* Task input
★ ★ ★ ★

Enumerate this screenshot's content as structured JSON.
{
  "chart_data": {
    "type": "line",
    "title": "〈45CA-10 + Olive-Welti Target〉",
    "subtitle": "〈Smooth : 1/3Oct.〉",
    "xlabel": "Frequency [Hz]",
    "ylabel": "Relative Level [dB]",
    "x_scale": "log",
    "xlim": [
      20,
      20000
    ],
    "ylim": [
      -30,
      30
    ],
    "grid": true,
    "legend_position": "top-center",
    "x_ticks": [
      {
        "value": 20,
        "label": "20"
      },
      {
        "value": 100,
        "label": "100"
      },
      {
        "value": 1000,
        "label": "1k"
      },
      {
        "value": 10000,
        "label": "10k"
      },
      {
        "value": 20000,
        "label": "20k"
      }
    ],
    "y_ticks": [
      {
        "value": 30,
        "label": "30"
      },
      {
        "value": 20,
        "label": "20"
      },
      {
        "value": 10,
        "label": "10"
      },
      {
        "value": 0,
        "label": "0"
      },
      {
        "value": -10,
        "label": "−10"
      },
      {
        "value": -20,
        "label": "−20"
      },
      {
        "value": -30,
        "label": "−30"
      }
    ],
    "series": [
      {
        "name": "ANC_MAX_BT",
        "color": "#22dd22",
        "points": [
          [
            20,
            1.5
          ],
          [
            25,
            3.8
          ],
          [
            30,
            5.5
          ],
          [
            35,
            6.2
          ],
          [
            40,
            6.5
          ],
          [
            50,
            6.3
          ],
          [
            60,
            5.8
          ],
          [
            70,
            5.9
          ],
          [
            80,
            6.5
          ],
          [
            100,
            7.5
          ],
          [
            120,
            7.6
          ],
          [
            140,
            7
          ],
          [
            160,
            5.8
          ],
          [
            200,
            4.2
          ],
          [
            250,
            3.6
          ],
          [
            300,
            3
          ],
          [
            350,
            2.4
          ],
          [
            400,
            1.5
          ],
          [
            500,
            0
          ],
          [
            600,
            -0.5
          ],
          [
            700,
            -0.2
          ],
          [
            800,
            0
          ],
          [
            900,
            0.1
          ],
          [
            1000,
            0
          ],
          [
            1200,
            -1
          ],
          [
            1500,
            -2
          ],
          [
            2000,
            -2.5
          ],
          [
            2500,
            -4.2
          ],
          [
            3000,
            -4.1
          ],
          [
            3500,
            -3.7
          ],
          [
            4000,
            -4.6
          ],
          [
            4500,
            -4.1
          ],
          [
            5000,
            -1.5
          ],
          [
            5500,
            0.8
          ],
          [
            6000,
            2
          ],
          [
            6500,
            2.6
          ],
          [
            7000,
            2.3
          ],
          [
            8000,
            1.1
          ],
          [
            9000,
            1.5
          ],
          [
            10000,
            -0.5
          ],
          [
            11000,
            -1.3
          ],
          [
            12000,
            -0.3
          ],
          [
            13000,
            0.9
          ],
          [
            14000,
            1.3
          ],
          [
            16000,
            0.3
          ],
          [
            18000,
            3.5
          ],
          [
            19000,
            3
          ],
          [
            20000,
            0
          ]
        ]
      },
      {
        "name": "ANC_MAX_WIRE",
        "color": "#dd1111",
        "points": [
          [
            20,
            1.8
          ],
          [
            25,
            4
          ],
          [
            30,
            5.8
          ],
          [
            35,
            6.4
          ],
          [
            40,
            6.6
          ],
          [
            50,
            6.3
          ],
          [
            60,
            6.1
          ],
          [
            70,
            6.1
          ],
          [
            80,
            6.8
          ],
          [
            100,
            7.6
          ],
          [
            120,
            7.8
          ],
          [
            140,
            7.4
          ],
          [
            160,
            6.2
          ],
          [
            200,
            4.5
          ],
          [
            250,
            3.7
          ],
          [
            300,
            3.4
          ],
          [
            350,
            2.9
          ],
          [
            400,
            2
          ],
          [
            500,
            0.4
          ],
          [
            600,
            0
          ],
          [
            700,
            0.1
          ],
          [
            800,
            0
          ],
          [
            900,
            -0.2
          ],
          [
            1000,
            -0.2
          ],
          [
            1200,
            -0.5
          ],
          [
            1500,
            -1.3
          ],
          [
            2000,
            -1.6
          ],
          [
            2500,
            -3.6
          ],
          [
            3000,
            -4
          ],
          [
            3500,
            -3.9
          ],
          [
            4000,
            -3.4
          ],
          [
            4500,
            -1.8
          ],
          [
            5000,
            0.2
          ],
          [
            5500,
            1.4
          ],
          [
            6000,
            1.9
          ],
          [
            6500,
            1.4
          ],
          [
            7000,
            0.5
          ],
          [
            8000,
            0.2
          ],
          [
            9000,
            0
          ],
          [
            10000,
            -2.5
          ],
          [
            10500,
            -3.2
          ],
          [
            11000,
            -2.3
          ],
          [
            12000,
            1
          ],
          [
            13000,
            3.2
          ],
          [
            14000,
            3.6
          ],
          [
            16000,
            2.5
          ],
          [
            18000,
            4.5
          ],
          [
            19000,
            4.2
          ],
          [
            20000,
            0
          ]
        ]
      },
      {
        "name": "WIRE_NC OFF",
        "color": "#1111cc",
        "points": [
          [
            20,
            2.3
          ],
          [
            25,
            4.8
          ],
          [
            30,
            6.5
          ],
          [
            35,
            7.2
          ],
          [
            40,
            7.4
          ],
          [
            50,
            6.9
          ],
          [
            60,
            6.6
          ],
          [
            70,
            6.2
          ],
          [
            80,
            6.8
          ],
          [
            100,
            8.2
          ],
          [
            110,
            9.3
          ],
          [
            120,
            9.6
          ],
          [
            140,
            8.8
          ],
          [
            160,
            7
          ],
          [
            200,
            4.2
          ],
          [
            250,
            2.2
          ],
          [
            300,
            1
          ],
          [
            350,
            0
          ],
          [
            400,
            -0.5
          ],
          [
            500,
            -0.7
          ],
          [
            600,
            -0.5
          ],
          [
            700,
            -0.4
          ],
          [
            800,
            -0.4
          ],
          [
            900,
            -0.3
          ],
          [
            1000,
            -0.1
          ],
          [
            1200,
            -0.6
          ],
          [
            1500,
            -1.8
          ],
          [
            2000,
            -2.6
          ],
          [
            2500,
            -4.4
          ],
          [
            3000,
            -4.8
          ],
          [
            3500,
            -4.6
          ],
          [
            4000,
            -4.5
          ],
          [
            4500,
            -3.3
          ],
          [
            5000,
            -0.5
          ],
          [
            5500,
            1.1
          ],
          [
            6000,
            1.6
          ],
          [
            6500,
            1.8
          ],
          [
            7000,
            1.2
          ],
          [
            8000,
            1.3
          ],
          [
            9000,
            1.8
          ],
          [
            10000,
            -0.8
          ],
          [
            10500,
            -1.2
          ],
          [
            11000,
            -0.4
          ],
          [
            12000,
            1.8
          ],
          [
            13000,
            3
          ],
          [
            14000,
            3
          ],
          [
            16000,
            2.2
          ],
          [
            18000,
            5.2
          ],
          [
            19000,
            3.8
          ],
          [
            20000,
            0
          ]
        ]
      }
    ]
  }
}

★ ★ ★ ★

* What you should do
Extract all lines of the records above that include "value".

* Right answer
        "value": 20,
        "value": 100,
        "value": 1000,
        "value": 10000,
        "value": 20000,
        "value": 30,
        "value": 20,
        "value": 10,
        "value": 0,
        "value": -10,
        "value": -20,
        "value": -30,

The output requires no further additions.